AIM:
Which lines contain the string "title"? Please list every one of them.

RECORDS TO PROCESS:

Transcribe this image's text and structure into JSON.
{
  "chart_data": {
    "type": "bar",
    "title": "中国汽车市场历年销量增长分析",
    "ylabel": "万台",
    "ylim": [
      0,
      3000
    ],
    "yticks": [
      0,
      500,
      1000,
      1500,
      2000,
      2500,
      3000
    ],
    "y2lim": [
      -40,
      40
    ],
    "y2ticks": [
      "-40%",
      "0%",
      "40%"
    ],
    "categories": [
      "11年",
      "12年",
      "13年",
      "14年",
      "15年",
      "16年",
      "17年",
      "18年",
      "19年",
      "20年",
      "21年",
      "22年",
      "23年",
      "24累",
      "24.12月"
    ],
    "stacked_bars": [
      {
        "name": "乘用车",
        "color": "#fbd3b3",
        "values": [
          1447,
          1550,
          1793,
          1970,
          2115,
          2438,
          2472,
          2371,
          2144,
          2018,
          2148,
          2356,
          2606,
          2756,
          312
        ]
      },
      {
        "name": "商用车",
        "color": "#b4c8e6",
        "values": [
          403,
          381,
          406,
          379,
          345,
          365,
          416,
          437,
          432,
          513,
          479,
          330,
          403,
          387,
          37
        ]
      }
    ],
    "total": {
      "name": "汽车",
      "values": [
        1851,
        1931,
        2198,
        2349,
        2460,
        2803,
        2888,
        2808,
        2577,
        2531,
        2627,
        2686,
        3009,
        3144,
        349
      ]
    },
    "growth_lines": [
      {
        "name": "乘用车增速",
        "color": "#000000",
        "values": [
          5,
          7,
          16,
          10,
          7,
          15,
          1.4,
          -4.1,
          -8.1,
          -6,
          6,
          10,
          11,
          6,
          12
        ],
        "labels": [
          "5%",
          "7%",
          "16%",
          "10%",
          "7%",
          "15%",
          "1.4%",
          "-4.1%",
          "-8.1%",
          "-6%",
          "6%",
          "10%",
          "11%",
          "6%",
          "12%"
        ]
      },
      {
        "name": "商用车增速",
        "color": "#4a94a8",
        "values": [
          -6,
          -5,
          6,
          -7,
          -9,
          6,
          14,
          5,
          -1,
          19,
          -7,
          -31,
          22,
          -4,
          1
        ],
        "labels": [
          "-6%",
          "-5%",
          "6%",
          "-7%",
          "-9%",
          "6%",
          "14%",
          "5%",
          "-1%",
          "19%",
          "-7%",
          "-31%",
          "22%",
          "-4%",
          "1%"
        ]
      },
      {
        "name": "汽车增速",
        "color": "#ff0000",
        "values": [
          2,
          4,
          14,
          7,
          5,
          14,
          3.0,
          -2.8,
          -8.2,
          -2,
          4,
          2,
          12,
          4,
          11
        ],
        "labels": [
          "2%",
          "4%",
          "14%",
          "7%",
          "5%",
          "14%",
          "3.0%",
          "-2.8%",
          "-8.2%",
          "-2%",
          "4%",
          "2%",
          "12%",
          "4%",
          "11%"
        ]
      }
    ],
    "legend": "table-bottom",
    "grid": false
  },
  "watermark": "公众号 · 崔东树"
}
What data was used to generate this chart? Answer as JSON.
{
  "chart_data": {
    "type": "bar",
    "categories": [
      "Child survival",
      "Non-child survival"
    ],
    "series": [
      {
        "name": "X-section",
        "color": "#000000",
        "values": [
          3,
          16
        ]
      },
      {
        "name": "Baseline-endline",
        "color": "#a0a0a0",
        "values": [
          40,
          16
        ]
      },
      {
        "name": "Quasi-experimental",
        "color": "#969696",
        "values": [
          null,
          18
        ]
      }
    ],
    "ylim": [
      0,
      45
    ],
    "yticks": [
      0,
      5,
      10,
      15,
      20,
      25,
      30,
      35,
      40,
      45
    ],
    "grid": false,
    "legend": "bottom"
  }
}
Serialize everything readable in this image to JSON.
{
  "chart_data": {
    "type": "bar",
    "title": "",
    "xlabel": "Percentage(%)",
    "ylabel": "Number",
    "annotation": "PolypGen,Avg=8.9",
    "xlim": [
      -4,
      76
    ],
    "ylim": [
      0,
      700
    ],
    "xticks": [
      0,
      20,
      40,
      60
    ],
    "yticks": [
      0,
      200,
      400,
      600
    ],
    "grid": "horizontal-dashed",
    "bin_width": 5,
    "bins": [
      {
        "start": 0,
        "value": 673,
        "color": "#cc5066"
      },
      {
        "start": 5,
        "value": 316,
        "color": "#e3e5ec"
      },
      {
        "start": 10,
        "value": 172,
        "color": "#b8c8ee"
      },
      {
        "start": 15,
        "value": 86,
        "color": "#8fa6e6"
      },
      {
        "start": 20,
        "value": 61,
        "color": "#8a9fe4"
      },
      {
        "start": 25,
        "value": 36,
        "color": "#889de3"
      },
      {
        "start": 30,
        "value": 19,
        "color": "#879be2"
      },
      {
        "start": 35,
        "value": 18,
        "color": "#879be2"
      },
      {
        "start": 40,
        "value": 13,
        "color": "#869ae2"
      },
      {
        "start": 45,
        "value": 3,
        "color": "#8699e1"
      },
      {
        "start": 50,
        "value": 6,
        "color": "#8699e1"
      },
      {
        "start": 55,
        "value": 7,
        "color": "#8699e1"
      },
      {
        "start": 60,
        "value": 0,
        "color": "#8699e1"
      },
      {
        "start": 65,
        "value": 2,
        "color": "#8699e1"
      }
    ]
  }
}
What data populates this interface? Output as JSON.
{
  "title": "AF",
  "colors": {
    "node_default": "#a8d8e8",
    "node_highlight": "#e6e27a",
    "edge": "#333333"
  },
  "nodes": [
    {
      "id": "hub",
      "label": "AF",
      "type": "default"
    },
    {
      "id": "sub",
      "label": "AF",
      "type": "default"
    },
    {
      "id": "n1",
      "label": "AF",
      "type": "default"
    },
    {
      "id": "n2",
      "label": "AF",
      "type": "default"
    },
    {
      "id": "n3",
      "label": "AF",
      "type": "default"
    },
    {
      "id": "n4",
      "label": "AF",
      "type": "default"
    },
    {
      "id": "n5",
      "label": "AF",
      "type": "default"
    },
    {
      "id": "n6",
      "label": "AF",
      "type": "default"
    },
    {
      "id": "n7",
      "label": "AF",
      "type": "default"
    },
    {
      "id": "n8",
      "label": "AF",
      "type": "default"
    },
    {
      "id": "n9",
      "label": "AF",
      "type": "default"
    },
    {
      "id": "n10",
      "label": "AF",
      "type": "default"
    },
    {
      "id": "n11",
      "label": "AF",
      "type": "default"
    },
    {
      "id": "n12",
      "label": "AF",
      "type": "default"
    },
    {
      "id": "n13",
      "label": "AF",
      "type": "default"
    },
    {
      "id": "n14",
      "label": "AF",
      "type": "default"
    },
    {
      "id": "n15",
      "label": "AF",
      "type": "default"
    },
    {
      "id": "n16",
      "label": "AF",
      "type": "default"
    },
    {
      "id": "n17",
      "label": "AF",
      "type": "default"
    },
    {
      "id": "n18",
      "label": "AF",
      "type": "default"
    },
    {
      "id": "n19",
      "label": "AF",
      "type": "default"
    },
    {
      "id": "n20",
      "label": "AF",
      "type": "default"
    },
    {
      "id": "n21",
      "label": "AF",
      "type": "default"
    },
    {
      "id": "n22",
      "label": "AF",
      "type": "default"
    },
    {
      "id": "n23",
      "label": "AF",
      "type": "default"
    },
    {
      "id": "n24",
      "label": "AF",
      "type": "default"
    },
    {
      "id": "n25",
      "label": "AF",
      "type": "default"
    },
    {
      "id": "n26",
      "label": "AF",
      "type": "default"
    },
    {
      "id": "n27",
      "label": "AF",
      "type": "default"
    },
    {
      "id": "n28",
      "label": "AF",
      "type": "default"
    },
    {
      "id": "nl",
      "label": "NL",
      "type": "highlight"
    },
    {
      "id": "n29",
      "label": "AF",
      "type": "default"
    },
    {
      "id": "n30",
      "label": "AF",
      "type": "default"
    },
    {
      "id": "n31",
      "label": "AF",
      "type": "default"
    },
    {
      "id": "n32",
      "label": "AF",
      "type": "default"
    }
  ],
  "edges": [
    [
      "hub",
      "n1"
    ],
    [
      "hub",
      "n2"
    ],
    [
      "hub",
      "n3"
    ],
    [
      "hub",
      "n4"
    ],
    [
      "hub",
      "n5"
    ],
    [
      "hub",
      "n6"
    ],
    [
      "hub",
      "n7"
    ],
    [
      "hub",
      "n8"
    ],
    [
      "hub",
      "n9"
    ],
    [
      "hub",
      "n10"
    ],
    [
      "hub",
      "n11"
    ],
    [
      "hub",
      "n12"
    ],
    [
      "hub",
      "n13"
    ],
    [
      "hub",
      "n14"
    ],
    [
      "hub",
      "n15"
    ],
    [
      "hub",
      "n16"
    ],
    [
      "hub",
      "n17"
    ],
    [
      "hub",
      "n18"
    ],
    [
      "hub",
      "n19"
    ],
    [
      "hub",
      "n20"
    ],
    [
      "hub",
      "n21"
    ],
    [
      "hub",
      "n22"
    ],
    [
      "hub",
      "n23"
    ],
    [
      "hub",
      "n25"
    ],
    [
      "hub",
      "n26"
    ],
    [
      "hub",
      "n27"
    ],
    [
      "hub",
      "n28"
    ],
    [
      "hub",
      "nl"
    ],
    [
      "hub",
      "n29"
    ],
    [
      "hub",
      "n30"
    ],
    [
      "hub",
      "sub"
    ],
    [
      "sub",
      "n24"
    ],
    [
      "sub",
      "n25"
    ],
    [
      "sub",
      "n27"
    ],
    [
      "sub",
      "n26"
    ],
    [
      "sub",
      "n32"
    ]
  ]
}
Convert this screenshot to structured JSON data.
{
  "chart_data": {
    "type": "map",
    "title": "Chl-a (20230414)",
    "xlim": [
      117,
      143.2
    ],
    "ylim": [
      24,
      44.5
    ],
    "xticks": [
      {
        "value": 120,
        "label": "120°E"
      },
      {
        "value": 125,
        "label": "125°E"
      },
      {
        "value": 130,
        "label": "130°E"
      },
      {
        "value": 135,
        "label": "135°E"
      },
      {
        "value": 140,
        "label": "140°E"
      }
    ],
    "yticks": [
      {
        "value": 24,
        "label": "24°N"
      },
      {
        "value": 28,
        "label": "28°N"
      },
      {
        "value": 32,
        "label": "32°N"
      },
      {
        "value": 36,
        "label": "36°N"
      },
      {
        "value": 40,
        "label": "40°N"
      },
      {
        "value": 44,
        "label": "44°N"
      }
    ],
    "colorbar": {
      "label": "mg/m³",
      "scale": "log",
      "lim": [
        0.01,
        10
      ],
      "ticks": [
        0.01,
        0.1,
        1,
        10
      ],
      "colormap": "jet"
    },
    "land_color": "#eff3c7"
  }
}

OUTPUT BELOW:
    "title": "中国汽车市场历年销量增长分析",
    "title": "",
  "title": "AF",
    "title": "Chl-a (20230414)",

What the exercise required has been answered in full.